(Stored data entries)

★ ★ ★ ★ ★

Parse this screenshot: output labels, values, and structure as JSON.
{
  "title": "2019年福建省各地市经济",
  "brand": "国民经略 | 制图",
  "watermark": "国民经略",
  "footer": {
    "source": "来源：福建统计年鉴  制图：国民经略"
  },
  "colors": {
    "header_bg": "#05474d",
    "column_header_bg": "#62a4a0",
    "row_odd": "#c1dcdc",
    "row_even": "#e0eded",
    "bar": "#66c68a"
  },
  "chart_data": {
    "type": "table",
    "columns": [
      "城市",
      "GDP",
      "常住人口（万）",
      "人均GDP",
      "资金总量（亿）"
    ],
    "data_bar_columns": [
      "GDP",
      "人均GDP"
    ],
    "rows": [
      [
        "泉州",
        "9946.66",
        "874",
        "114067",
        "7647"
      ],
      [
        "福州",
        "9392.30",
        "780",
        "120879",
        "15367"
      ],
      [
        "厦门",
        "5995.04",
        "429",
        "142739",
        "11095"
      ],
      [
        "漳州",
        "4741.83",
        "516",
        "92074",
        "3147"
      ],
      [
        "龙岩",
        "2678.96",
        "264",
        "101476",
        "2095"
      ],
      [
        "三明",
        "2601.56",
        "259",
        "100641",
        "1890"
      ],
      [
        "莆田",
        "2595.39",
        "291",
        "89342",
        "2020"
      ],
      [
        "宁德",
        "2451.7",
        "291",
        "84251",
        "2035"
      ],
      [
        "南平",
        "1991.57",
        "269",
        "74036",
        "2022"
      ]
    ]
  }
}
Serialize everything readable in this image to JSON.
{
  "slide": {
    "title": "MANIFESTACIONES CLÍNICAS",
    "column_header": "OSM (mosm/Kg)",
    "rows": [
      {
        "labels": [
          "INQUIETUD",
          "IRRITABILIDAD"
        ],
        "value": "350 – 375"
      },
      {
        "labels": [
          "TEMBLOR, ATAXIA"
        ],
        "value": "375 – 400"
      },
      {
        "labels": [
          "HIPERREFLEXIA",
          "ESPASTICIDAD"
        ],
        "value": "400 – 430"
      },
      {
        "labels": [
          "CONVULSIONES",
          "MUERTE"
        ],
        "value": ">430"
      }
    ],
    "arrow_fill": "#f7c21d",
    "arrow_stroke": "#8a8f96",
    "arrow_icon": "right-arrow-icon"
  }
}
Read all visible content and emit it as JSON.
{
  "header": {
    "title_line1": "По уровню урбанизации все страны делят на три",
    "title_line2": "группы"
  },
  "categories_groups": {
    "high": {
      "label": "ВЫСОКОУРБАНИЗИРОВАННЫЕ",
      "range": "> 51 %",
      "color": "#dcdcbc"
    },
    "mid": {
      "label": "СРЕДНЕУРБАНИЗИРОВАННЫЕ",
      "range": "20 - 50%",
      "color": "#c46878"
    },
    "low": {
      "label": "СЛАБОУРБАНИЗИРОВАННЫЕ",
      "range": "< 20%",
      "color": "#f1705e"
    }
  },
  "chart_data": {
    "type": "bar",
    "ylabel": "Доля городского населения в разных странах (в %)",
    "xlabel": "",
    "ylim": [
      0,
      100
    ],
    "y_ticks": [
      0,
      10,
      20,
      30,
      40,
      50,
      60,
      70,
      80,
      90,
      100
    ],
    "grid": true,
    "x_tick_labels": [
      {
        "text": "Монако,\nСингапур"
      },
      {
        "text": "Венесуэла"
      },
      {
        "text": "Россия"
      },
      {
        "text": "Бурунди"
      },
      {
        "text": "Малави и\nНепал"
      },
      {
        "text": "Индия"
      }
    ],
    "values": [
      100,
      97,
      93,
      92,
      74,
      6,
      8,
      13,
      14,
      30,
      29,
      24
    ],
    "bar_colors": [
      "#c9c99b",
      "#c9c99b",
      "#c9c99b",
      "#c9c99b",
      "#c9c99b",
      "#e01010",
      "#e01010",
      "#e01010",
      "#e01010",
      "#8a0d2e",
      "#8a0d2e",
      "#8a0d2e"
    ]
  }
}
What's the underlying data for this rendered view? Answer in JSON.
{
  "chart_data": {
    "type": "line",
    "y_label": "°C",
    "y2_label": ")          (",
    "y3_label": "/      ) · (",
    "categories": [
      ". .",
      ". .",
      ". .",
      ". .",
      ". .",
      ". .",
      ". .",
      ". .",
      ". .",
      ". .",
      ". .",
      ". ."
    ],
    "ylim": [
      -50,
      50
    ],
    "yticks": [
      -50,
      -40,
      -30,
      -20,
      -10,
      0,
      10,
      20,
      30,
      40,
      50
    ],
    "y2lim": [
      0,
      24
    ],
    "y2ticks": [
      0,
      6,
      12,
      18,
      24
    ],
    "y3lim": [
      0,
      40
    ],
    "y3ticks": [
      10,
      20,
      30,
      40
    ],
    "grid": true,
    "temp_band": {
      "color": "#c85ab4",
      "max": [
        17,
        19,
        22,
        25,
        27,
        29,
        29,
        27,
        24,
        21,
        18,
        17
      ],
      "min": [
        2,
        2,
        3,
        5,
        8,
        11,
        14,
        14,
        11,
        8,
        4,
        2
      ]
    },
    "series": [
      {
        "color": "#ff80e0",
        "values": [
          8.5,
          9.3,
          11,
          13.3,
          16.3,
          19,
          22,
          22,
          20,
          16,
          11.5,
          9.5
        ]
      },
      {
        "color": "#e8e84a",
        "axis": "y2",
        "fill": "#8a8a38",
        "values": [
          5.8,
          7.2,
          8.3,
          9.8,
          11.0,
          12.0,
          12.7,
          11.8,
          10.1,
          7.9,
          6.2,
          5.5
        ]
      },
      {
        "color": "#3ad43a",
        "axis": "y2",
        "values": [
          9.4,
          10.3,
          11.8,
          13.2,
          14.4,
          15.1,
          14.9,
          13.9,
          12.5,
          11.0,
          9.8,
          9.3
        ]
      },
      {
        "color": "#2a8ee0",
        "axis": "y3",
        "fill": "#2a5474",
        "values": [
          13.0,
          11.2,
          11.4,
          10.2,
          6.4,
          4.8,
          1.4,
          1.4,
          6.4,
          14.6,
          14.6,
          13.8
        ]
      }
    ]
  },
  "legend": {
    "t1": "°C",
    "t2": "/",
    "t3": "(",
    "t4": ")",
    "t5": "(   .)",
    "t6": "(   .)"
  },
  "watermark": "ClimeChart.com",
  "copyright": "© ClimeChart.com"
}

★ ★ ★ ★ ★

* _EXERCISE REQUIREMENTS_
Locate all lines that include the word "this" and copy them out.

* _REPLY_
Parse this screenshot: output labels, values, and structure as JSON.
Serialize everything readable in this image to JSON.
What's the underlying data for this rendered view? Answer in JSON.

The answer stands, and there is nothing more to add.